- _Task goal_
Pick out every line of the entries below where "xlabel" occurs, and copy those lines.

- _Records_
○ ○ ○
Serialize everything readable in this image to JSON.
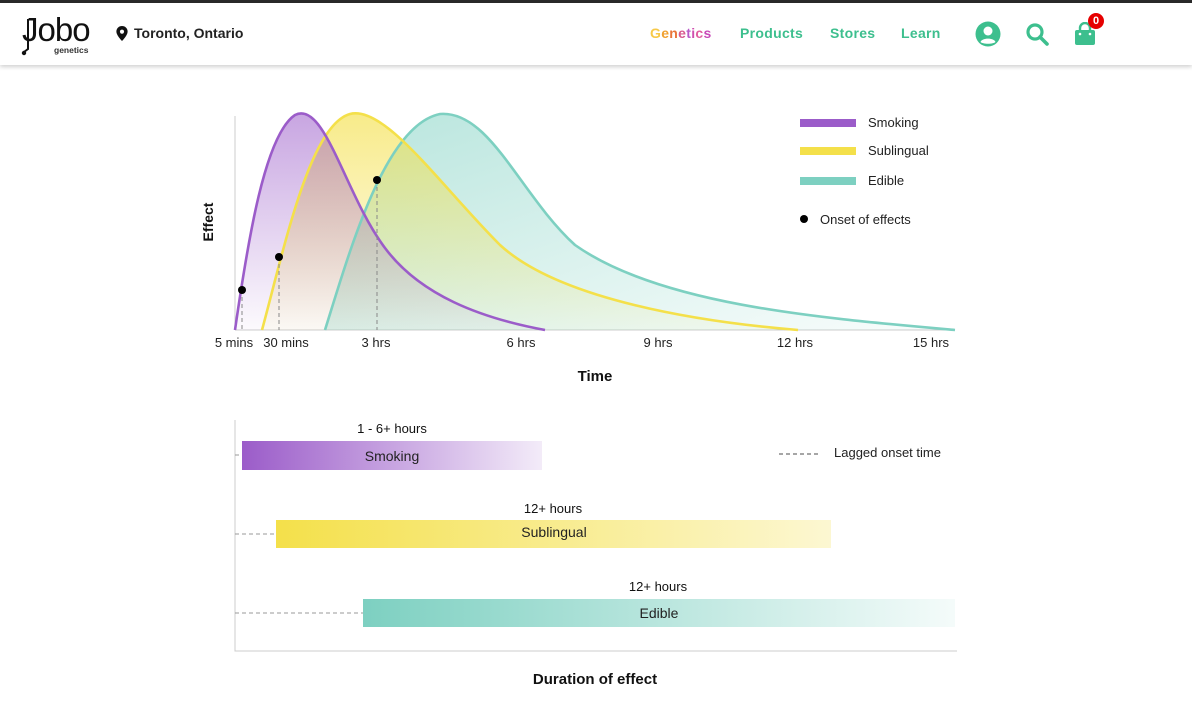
{
  "header": {
    "logo_word": "Jobo",
    "logo_sub": "genetics",
    "location": "Toronto, Ontario",
    "nav": {
      "genetics_letters": [
        "G",
        "e",
        "n",
        "e",
        "t",
        "i",
        "c",
        "s"
      ],
      "genetics_colors": [
        "#f7c948",
        "#f0a030",
        "#e9763a",
        "#d85a90",
        "#b85ac8",
        "#d04fb0",
        "#e05da0",
        "#c84ab8"
      ],
      "products": "Products",
      "stores": "Stores",
      "learn": "Learn"
    },
    "cart_count": "0",
    "icons": [
      "user-circle-icon",
      "search-icon",
      "shopping-bag-icon",
      "map-pin-icon"
    ]
  },
  "colors": {
    "smoking": "#9b5cc9",
    "sublingual": "#f4e04a",
    "edible": "#7dd0c1",
    "nav_green": "#3dbf8e",
    "badge_red": "#e60000"
  },
  "chart_data": [
    {
      "type": "line",
      "xlabel": "Time",
      "ylabel": "Effect",
      "x_ticks": [
        "5 mins",
        "30 mins",
        "3 hrs",
        "6 hrs",
        "9 hrs",
        "12 hrs",
        "15 hrs"
      ],
      "y_scale": "relative",
      "series": [
        {
          "name": "Smoking",
          "start": "5 mins",
          "peak": "~1 hr",
          "end": "6 hrs",
          "onset": "10 mins"
        },
        {
          "name": "Sublingual",
          "start": "~20 mins",
          "peak": "~2.5 hrs",
          "end": "12 hrs",
          "onset": "30 mins"
        },
        {
          "name": "Edible",
          "start": "~1.5 hrs",
          "peak": "~4.5 hrs",
          "end": "15 hrs",
          "onset": "3 hrs"
        }
      ],
      "legend": [
        "Smoking",
        "Sublingual",
        "Edible",
        "Onset of effects"
      ],
      "legend_position": "top-right"
    },
    {
      "type": "bar",
      "title": "",
      "xlabel": "Duration of effect",
      "categories": [
        "Smoking",
        "Sublingual",
        "Edible"
      ],
      "duration_labels": [
        "1 - 6+ hours",
        "12+ hours",
        "12+ hours"
      ],
      "legend": [
        "Lagged onset time"
      ],
      "legend_position": "top-right"
    }
  ]
}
○ ○ ○
- _Written answer_
      "xlabel": "Time",
      "xlabel": "Duration of effect",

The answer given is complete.